Gather, from the listing beneath this task, every line holding the string "marker".

BEGIN

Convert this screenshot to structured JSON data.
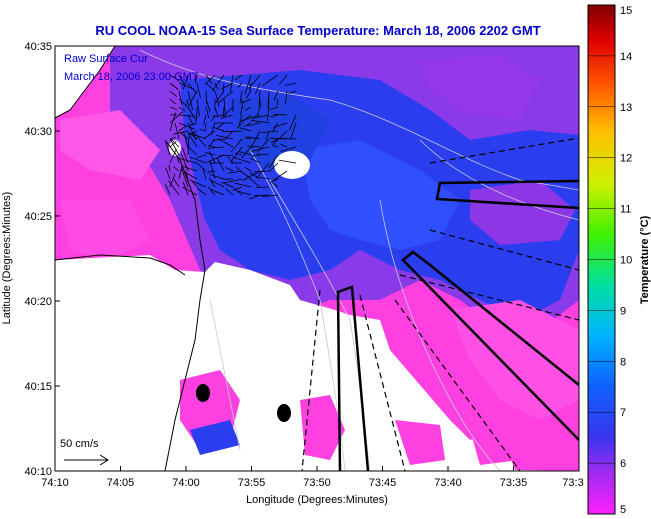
{
  "chart_data": {
    "type": "heatmap",
    "title": "RU COOL  NOAA-15  Sea Surface Temperature:  March 18, 2006 2202 GMT",
    "annotation_line1": "Raw Surface Cur",
    "annotation_line2": "March 18, 2006 23:00 GMT",
    "xlabel": "Longitude (Degrees:Minutes)",
    "ylabel": "Latitude (Degrees:Minutes)",
    "x_ticks": [
      "74:10",
      "74:05",
      "74:00",
      "73:55",
      "73:50",
      "73:45",
      "73:40",
      "73:35",
      "73:3"
    ],
    "y_ticks": [
      "40:35",
      "40:30",
      "40:25",
      "40:20",
      "40:15",
      "40:10"
    ],
    "xlim_minutes": [
      -610,
      -570
    ],
    "ylim_minutes": [
      2410,
      2435
    ],
    "colorbar": {
      "label": "Temperature (°C)",
      "ticks": [
        "15",
        "14",
        "13",
        "12",
        "11",
        "10",
        "9",
        "8",
        "7",
        "6",
        "5"
      ],
      "range": [
        5,
        15
      ]
    },
    "scale_vector_label": "50 cm/s",
    "colors": {
      "warm_water": "#2a3ef0",
      "cool_water": "#ff40e0",
      "mid_water": "#7a32e6",
      "land": "#ffffff"
    }
  }
}
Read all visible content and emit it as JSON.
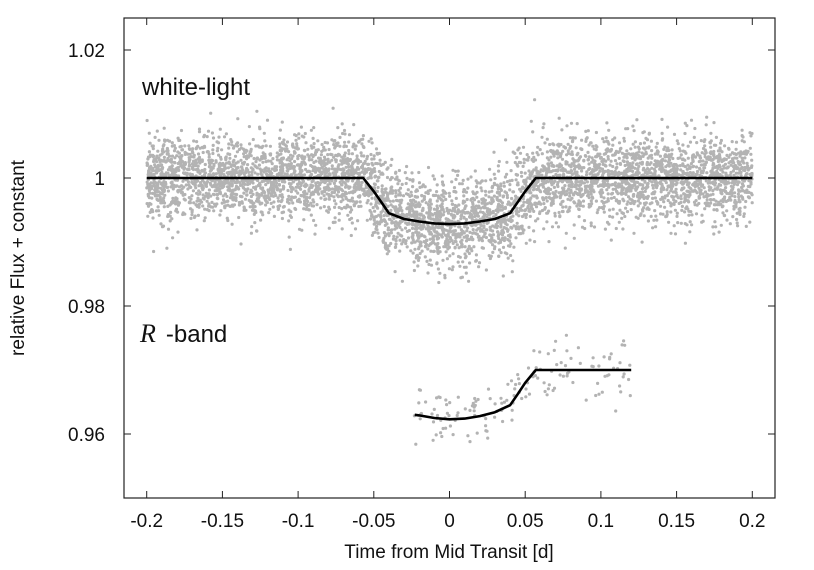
{
  "chart_data": {
    "type": "scatter",
    "xlabel": "Time from Mid Transit [d]",
    "ylabel": "relative Flux + constant",
    "xlim": [
      -0.215,
      0.215
    ],
    "ylim": [
      0.95,
      1.025
    ],
    "xticks": [
      -0.2,
      -0.15,
      -0.1,
      -0.05,
      0,
      0.05,
      0.1,
      0.15,
      0.2
    ],
    "xtick_labels": [
      "-0.2",
      "-0.15",
      "-0.1",
      "-0.05",
      "0",
      "0.05",
      "0.1",
      "0.15",
      "0.2"
    ],
    "yticks": [
      1.02,
      1.0,
      0.98,
      0.96
    ],
    "ytick_labels": [
      "1.02",
      "1",
      "0.98",
      "0.96"
    ],
    "grid": false,
    "annotations": [
      {
        "text": "white-light",
        "x": -0.202,
        "y": 1.0155
      },
      {
        "text_italic": "R",
        "text": "-band",
        "x": -0.202,
        "y": 0.976
      }
    ],
    "series": [
      {
        "kind": "scatter",
        "color": "#b3b3b3",
        "x_range": [
          -0.2,
          0.2
        ],
        "n_points": 5200,
        "baseline": 1.0,
        "depth": 0.0072,
        "scatter_sd": 0.0033,
        "cadence": "dense"
      },
      {
        "kind": "scatter",
        "color": "#b3b3b3",
        "x_range": [
          -0.025,
          0.12
        ],
        "n_points": 150,
        "baseline": 0.97,
        "depth": 0.0077,
        "scatter_sd": 0.0022,
        "cadence": "sparse"
      },
      {
        "kind": "line",
        "color": "#000000",
        "x": [
          -0.2,
          -0.057,
          -0.05,
          -0.045,
          -0.04,
          -0.03,
          -0.02,
          -0.01,
          0.0,
          0.01,
          0.02,
          0.03,
          0.04,
          0.045,
          0.05,
          0.057,
          0.2
        ],
        "y": [
          1.0,
          1.0,
          0.9979,
          0.9962,
          0.9945,
          0.9936,
          0.9932,
          0.9929,
          0.9928,
          0.9929,
          0.9932,
          0.9936,
          0.9945,
          0.9962,
          0.9979,
          1.0,
          1.0
        ]
      },
      {
        "kind": "line",
        "color": "#000000",
        "x": [
          -0.023,
          -0.02,
          -0.01,
          0.0,
          0.01,
          0.02,
          0.03,
          0.04,
          0.045,
          0.05,
          0.057,
          0.12
        ],
        "y": [
          0.963,
          0.9629,
          0.9625,
          0.9623,
          0.9624,
          0.9628,
          0.9634,
          0.9645,
          0.9662,
          0.968,
          0.97,
          0.97
        ]
      }
    ]
  }
}
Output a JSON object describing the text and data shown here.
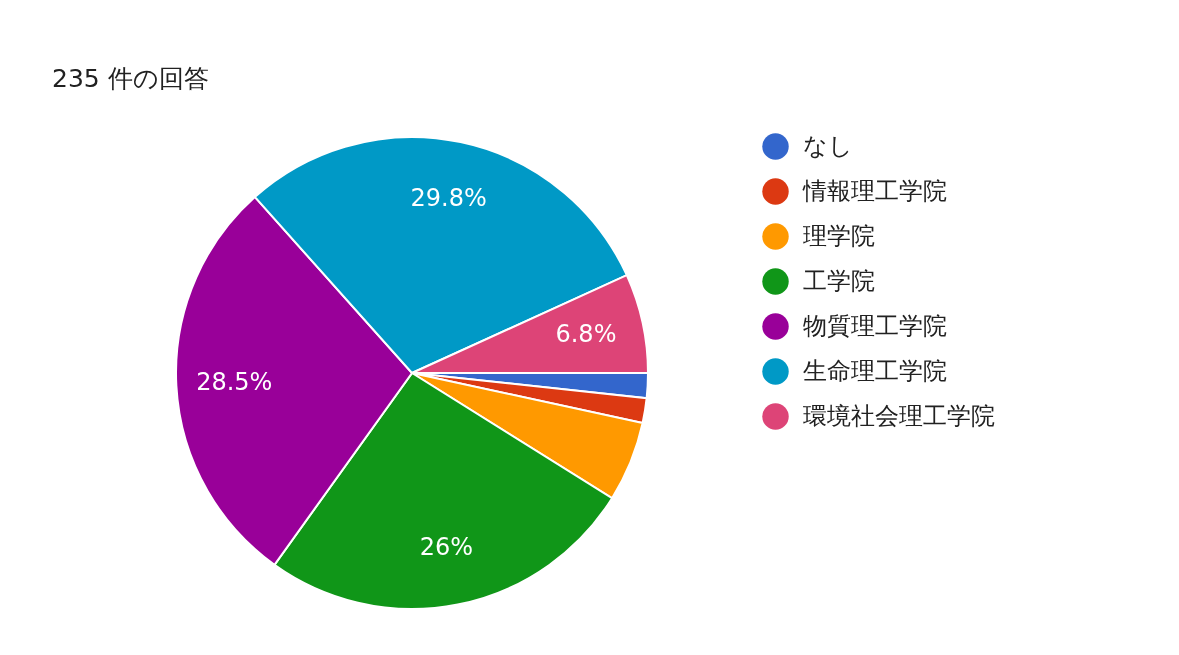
{
  "chart_data": {
    "type": "pie",
    "title": "235 件の回答",
    "categories": [
      "なし",
      "情報理工学院",
      "理学院",
      "工学院",
      "物質理工学院",
      "生命理工学院",
      "環境社会理工学院"
    ],
    "values": [
      1.7,
      1.7,
      5.5,
      26,
      28.5,
      29.8,
      6.8
    ],
    "colors": [
      "#3366cc",
      "#dc3912",
      "#ff9900",
      "#109618",
      "#990099",
      "#0099c6",
      "#dd4477"
    ],
    "value_labels": [
      null,
      null,
      null,
      "26%",
      "28.5%",
      "29.8%",
      "6.8%"
    ],
    "legend": "right"
  }
}
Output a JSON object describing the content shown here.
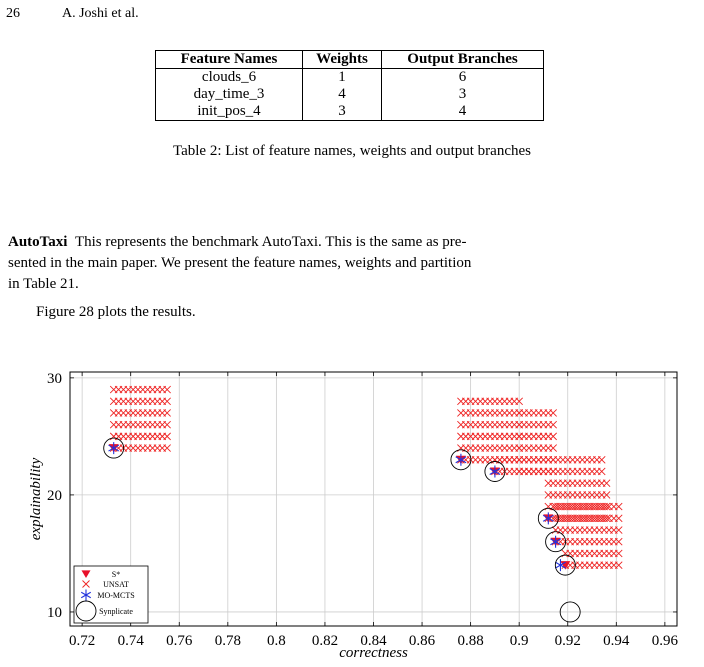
{
  "header": {
    "page_number": "26",
    "authors": "A. Joshi et al."
  },
  "table": {
    "headers": [
      "Feature Names",
      "Weights",
      "Output Branches"
    ],
    "rows": [
      [
        "clouds_6",
        "1",
        "6"
      ],
      [
        "day_time_3",
        "4",
        "3"
      ],
      [
        "init_pos_4",
        "3",
        "4"
      ]
    ],
    "caption": "Table 2: List of feature names, weights and output branches"
  },
  "section": {
    "title": "AutoTaxi",
    "body_line1": "This represents the benchmark AutoTaxi. This is the same as pre-",
    "body_line2": "sented in the main paper. We present the feature names, weights and partition",
    "body_line3": "in Table 21.",
    "figure_ref": "Figure 28 plots the results."
  },
  "chart_data": {
    "type": "scatter",
    "xlabel": "correctness",
    "ylabel": "explainability",
    "xlim": [
      0.715,
      0.965
    ],
    "ylim": [
      8.8,
      30.5
    ],
    "x_ticks": [
      0.72,
      0.74,
      0.76,
      0.78,
      0.8,
      0.82,
      0.84,
      0.86,
      0.88,
      0.9,
      0.92,
      0.94,
      0.96
    ],
    "x_tick_labels": [
      "0.72",
      "0.74",
      "0.76",
      "0.78",
      "0.8",
      "0.82",
      "0.84",
      "0.86",
      "0.88",
      "0.9",
      "0.92",
      "0.94",
      "0.96"
    ],
    "y_ticks": [
      10,
      20,
      30
    ],
    "y_tick_labels": [
      "10",
      "20",
      "30"
    ],
    "grid": true,
    "legend_position": "bottom-left",
    "colors": {
      "s_star": "#e8102a",
      "unsat": "#ee2222",
      "mo_mcts": "#2233dd",
      "synplicate": "#000000"
    },
    "series": [
      {
        "name": "S*",
        "marker": "triangle-down",
        "points": [
          [
            0.733,
            24
          ],
          [
            0.876,
            23
          ],
          [
            0.89,
            22
          ],
          [
            0.912,
            18
          ],
          [
            0.915,
            16
          ],
          [
            0.919,
            14
          ]
        ]
      },
      {
        "name": "UNSAT",
        "marker": "x",
        "grid_blocks": [
          {
            "x_from": 0.733,
            "x_to": 0.755,
            "y_from": 24,
            "y_to": 29
          },
          {
            "x_from": 0.876,
            "x_to": 0.9,
            "y_from": 23,
            "y_to": 28
          },
          {
            "x_from": 0.9,
            "x_to": 0.915,
            "y_from": 22,
            "y_to": 27
          },
          {
            "x_from": 0.89,
            "x_to": 0.934,
            "y_from": 22,
            "y_to": 23
          },
          {
            "x_from": 0.912,
            "x_to": 0.937,
            "y_from": 18,
            "y_to": 21
          },
          {
            "x_from": 0.915,
            "x_to": 0.941,
            "y_from": 16,
            "y_to": 19
          },
          {
            "x_from": 0.919,
            "x_to": 0.941,
            "y_from": 14,
            "y_to": 15
          }
        ]
      },
      {
        "name": "MO-MCTS",
        "marker": "star",
        "points": [
          [
            0.733,
            24
          ],
          [
            0.876,
            23
          ],
          [
            0.89,
            22
          ],
          [
            0.912,
            18
          ],
          [
            0.915,
            16
          ],
          [
            0.917,
            14
          ]
        ]
      },
      {
        "name": "Synplicate",
        "marker": "circle",
        "points": [
          [
            0.733,
            24
          ],
          [
            0.876,
            23
          ],
          [
            0.89,
            22
          ],
          [
            0.912,
            18
          ],
          [
            0.915,
            16
          ],
          [
            0.919,
            14
          ],
          [
            0.921,
            10
          ]
        ]
      }
    ]
  }
}
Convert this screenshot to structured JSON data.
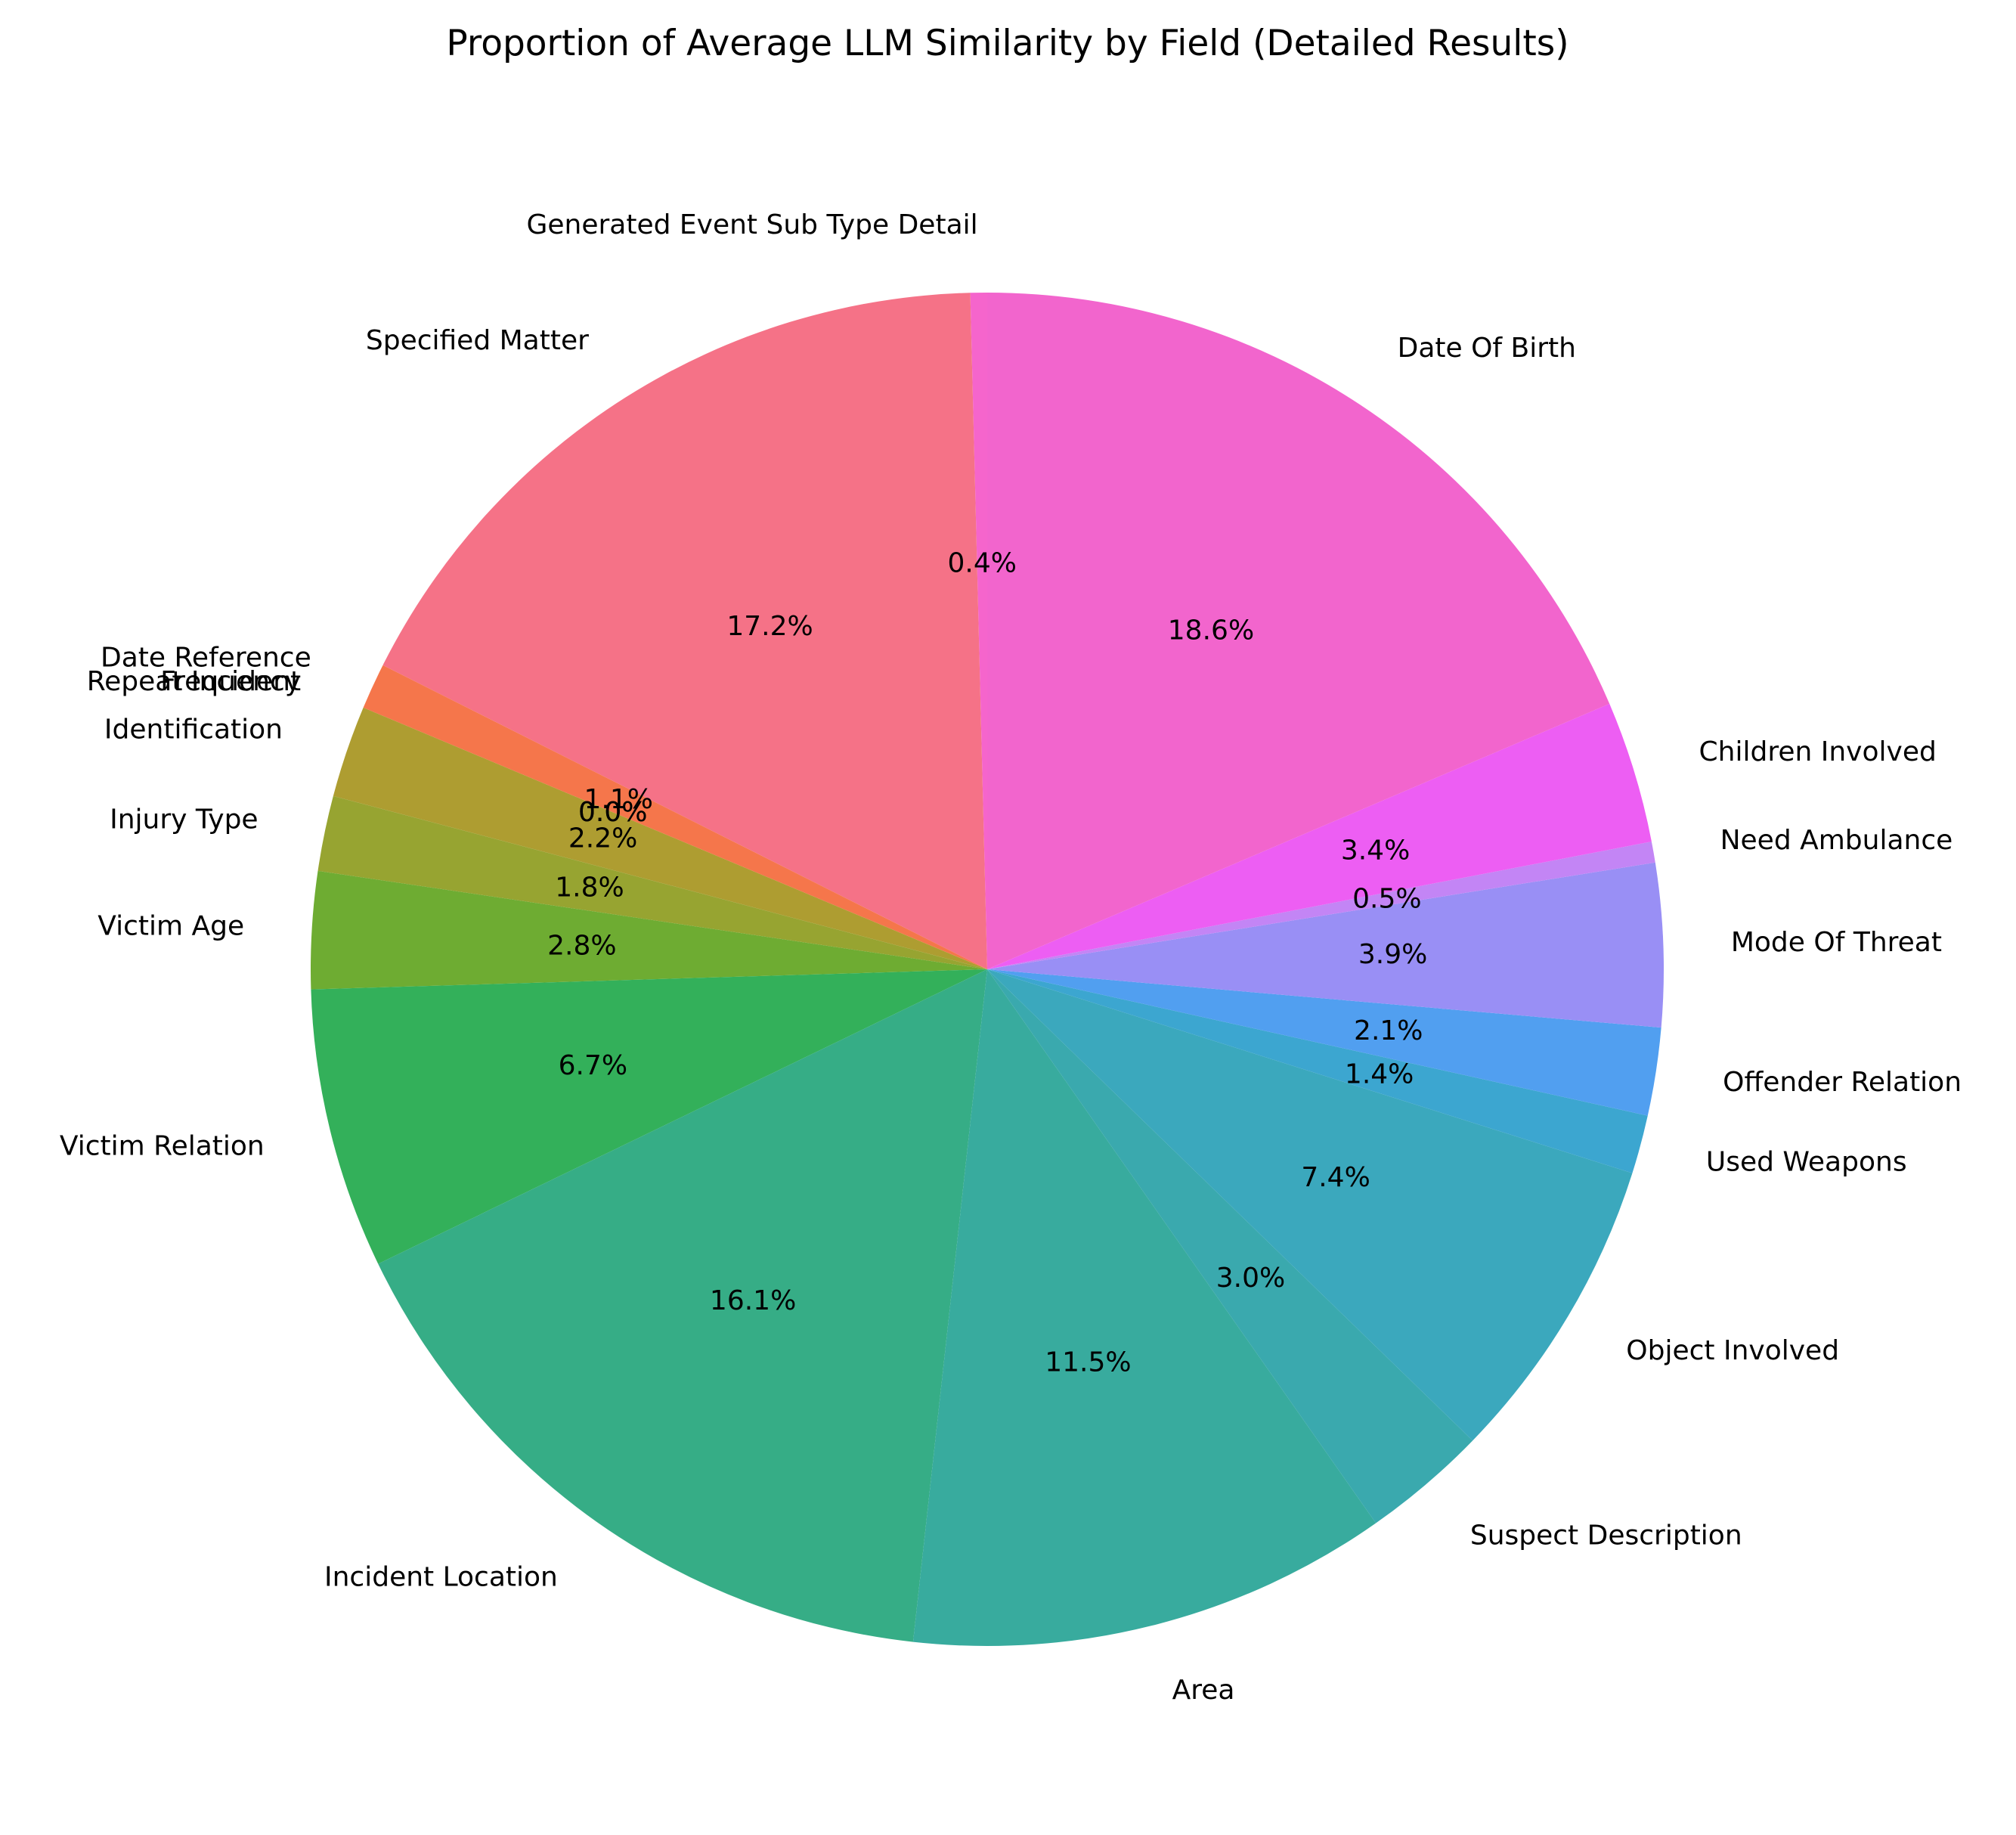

END

**Output for this task:**
        "marker": "triangle-down",
        "marker": "x",
        "marker": "star",
        "marker": "circle",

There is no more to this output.